[Fragmento del documento]
####
La nueva normativa ha desatado la indignación de defensores de los animales a nivel internacional
Cuatro millones de perros sin hogar que viven en las calles de diferentes puntos de Turquía podrían ser sacrificados tras la aprobación de una ley que busca eliminar todo rastro de estos animales. La medida ha desatado una oleada de protestas, tanto en Turquía como en otros países, pero también ha provocado una oleada de adopciones internacionales, tal como han corroborado algunas organizaciones protectoras de animales y han recogido varios medios de comunicación.
La nueva ley obliga al traslado de todos los perros sin hogar a refugios municipales, para lo que concede un plazo hasta 2028, algo que los propios refugios consideran imposible, tanto por la falta de espacio como por la falta de recursos.
Actualmente, Turquía cuenta con 322 refugios con capacidad para poco más de 100000 perros. Para alojar a los cuatro millones de canes en las calles, sería necesario construir al menos 10000 refugios más. La ley recientemente aprobada obliga a los ayuntamientos a destinar entre el 0,3% y el 0,5% de su presupuesto a estos refugios. Según la organización HAYTAP, el Ayuntamiento Metropolitano de Estambul debería destinar al menos un 14% de su presupuesto para alojar al medio millón de perros que habita en las calles de la periferia de la ciudad.
La activista por los derechos de los animales Nilgul Sayar ha afirmado haber enviado cientos de canes al extranjero y tener, en el momento de sus declaraciones, más de una veintena «preparados para volar» a otros países, pues tras la aprobación de la normativa muchas personas se han interesado por adoptar en Turquía. «Espero que pronto enviemos más perros», añadía Sayar.
Sin embargo, el proceso no es sencillo, ya que la preparación de la documentación y vacunas necesarias para que los animales puedan viajar a la Unión Europea puede retardar el proceso entre tres y cuatro meses y acarrear un coste de más de 1000 euros.
Dalí o Deezi son dos de los perros que han encontrado hogar fuera de Turquía, concretamente en Países Bajos. Dalí perdió una pierna tras ser atropellado a los dos meses de edad. Ambos han vivido en un refugio durante unos cuatro años y Deezi finalmente ha encontrado una familia con nueve años. Otros perros ancianos o discapacitados no tienen la misma suerte, así como los de gran tamaño, que suelen ser los que más tiempo pasan en los refugios.
####
(Registros de una colección de datos)

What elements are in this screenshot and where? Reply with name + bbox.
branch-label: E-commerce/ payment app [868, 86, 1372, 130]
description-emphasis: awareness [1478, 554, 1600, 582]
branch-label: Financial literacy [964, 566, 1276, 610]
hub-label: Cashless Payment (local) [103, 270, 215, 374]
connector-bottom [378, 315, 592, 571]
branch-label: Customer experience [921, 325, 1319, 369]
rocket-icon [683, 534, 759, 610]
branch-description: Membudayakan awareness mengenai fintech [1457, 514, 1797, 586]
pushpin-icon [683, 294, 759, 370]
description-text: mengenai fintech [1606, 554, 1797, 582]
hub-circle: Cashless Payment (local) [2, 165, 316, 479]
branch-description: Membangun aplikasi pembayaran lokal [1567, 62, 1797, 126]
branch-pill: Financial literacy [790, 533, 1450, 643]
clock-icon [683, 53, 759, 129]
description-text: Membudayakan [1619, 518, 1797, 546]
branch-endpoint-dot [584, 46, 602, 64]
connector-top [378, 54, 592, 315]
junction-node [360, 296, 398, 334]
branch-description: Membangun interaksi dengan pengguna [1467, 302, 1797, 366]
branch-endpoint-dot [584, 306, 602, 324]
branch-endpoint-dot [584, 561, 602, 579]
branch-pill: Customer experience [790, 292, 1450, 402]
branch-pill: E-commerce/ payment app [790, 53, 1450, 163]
####
[Tareas a realizar]
a: Reproduce el pasaje del texto sobre los perros sin hogar de Turquía que comienza en las palabras «Actualmente, Turquía cuenta» y termina tras las palabras «de la ciudad.».
b: Responde estas preguntas con los datos del texto sobre los perros sin hogar de Turquía:
(i) ¿Cuántos refugios hay actualmente en Turquía?
(ii) ¿Hasta qué año da la nueva ley de plazo para trasladar a los perros a refugios municipales?
(iii) ¿En qué país encontraron hogar Dalí y Deezi?
c: Según el texto sobre los perros sin hogar de Turquía, ¿por qué no es sencillo enviar a los perros adoptados a la Unión Europea?

[Soluciones]
a:
Actualmente, Turquía cuenta con 322 refugios con capacidad para poco más de 100000 perros. Para alojar a los cuatro millones de canes en las calles, sería necesario construir al menos 10000 refugios más. La ley recientemente aprobada obliga a los ayuntamientos a destinar entre el 0,3% y el 0,5% de su presupuesto a estos refugios. Según la organización HAYTAP, el Ayuntamiento Metropolitano de Estambul debería destinar al menos un 14% de su presupuesto para alojar al medio millón de perros que habita en las calles de la periferia de la ciudad.

b:
(i) 322 refugios.
(ii) Hasta 2028.
(iii) En Países Bajos.

c: Los animales necesitan documentación y vacunas para poder viajar a la Unión Europea. Prepararlas puede retrasar el proceso entre tres y cuatro meses y costar más de 1000 euros.